[Dataset entries]
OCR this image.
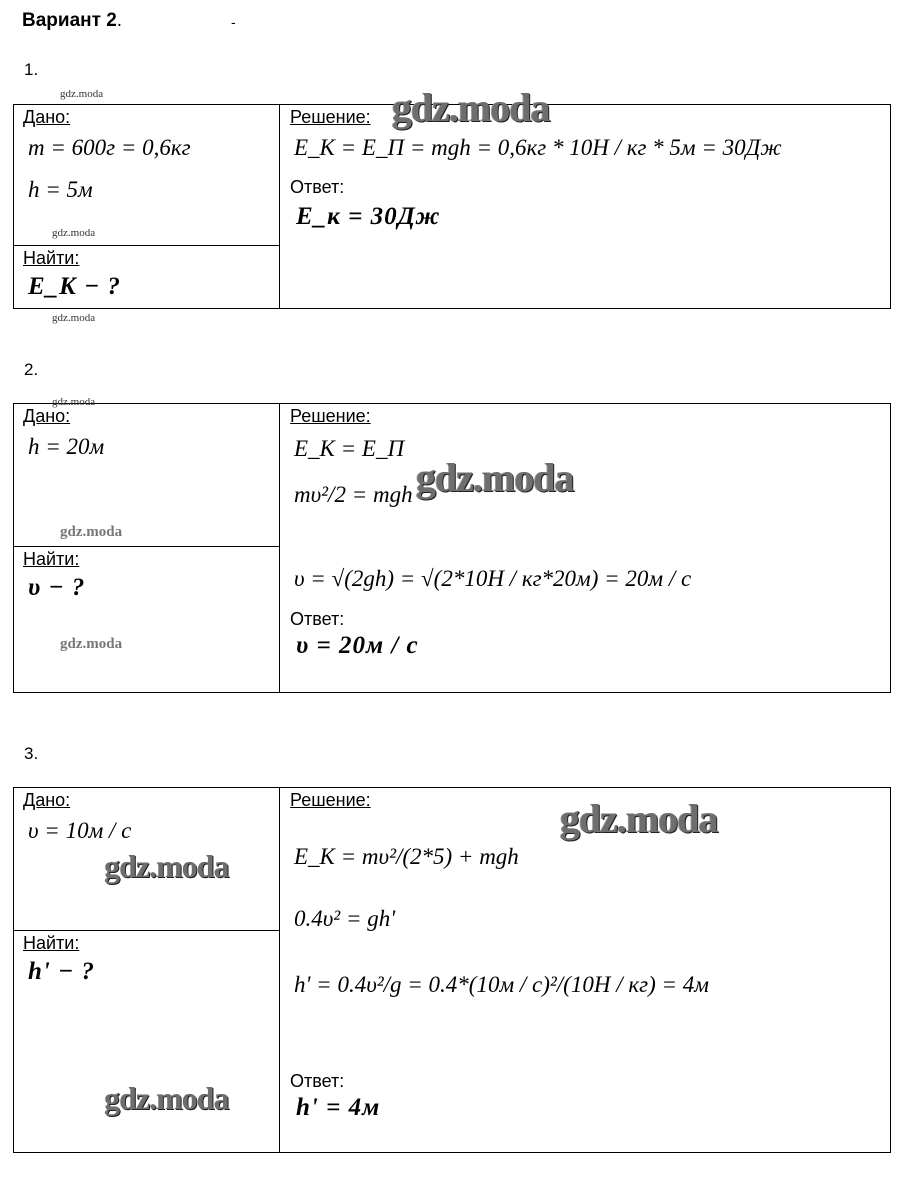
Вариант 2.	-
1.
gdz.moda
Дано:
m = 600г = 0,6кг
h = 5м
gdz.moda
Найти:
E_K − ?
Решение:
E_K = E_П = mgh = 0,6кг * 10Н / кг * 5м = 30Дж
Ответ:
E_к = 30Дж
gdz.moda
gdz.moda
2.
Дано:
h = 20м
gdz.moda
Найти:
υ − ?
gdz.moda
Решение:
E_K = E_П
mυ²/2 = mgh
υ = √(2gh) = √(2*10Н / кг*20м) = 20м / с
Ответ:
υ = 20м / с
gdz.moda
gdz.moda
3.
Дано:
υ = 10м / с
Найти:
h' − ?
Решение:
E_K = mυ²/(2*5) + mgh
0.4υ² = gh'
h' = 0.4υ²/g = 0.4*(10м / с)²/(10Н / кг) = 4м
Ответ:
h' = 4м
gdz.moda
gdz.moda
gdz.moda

DESCRIPTION OF THE TASK = Reproduce the data verbatim. Do not carry any picture into the copy.

THE SOLUTION =
OCR this image.
Вариант 2.	-
1.
gdz.moda
Дано:
m = 600г = 0,6кг
h = 5м
gdz.moda
Найти:
E_K − ?
Решение:
E_K = E_П = mgh = 0,6кг * 10Н / кг * 5м = 30Дж
Ответ:
E_к = 30Дж
gdz.moda
gdz.moda
2.
Дано:
h = 20м
gdz.moda
Найти:
υ − ?
gdz.moda
Решение:
E_K = E_П
mυ²/2 = mgh
υ = √(2gh) = √(2*10Н / кг*20м) = 20м / с
Ответ:
υ = 20м / с
gdz.moda
gdz.moda
3.
Дано:
υ = 10м / с
Найти:
h' − ?
Решение:
E_K = mυ²/(2*5) + mgh
0.4υ² = gh'
h' = 0.4υ²/g = 0.4*(10м / с)²/(10Н / кг) = 4м
Ответ:
h' = 4м
gdz.moda
gdz.moda
gdz.moda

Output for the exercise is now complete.